[DATASET RECORDS start]

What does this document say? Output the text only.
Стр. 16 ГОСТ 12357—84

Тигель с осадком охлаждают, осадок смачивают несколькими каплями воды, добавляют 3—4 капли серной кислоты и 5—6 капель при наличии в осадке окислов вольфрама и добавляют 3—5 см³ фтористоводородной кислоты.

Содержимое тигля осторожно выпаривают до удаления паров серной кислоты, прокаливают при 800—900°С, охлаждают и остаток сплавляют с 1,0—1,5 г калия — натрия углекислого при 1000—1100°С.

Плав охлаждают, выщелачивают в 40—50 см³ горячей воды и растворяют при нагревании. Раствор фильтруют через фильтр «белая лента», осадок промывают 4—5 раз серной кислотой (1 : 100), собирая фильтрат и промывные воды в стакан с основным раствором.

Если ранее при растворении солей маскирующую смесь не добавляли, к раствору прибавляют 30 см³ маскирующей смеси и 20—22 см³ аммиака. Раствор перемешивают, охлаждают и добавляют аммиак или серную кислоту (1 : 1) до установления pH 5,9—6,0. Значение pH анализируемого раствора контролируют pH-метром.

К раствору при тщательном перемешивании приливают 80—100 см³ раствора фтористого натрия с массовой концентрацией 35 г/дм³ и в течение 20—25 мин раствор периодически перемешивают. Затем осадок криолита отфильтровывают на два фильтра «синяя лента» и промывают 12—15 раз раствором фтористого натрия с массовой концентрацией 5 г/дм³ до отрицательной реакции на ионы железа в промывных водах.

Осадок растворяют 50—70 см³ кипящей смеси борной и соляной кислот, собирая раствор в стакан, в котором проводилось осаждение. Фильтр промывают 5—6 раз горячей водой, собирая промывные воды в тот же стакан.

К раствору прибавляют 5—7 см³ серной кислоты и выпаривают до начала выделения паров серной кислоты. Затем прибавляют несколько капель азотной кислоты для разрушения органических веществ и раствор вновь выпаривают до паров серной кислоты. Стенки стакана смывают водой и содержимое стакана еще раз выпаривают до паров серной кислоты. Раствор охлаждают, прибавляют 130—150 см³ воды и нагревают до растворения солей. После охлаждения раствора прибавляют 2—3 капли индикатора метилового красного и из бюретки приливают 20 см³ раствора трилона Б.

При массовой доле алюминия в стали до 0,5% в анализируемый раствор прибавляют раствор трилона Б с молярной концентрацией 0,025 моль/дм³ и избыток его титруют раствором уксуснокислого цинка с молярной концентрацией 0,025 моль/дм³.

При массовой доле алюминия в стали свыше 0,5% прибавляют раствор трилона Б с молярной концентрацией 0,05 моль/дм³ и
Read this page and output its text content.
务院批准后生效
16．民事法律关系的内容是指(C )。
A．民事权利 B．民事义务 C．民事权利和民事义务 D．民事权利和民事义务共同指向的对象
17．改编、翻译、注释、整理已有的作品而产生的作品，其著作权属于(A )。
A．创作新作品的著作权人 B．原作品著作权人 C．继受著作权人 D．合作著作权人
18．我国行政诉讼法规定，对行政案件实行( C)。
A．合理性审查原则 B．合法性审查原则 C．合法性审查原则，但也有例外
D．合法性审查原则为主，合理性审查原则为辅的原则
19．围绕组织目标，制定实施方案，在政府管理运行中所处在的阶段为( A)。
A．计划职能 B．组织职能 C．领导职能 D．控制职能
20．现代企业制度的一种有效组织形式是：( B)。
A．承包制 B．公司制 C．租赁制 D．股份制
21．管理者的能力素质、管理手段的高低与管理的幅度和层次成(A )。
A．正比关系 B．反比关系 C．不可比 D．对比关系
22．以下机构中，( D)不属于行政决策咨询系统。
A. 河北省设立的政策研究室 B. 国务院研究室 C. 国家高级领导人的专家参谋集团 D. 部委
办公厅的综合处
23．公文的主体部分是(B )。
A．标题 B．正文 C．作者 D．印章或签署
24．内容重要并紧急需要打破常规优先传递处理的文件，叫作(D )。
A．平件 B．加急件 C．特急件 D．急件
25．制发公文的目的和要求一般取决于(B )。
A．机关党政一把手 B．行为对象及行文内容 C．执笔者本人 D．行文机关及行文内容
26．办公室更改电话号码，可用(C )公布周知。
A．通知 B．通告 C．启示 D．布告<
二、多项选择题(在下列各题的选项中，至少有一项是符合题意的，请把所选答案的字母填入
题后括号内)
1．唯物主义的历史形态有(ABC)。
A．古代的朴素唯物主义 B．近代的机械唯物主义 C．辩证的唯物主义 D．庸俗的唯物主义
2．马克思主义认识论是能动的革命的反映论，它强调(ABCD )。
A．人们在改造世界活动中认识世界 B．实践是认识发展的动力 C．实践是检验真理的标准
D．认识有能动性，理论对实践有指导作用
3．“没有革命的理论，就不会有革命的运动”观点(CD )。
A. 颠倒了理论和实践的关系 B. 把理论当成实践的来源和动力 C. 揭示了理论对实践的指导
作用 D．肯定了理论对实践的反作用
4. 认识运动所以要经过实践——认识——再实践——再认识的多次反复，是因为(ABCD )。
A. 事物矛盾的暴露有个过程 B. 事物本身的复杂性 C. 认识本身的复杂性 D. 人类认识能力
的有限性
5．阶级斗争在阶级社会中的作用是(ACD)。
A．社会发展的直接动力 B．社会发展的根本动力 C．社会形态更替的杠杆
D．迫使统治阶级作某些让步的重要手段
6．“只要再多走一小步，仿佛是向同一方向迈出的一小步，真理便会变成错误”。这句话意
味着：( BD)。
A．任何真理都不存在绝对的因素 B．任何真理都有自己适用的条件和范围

[DATASET RECORDS end]

Find the word "кислоты" in the data and show each line that holds it.

● THE OUTPUT
Тигель с осадком охлаждают, осадок смачивают несколькими каплями воды, добавляют 3—4 капли серной кислоты и 5—6 капель при наличии в осадке окислов вольфрама и добавляют 3—5 см³ фтористоводородной кислоты.
Содержимое тигля осторожно выпаривают до удаления паров серной кислоты, прокаливают при 800—900°С, охлаждают и остаток сплавляют с 1,0—1,5 г калия — натрия углекислого при 1000—1100°С.
К раствору прибавляют 5—7 см³ серной кислоты и выпаривают до начала выделения паров серной кислоты. Затем прибавляют несколько капель азотной кислоты для разрушения органических веществ и раствор вновь выпаривают до паров серной кислоты. Стенки стакана смывают водой и содержимое стакана еще раз выпаривают до паров серной кислоты. Раствор охлаждают, прибавляют 130—150 см³ воды и нагревают до растворения солей. После охлаждения раствора прибавляют 2—3 капли индикатора метилового красного и из бюретки приливают 20 см³ раствора трилона Б.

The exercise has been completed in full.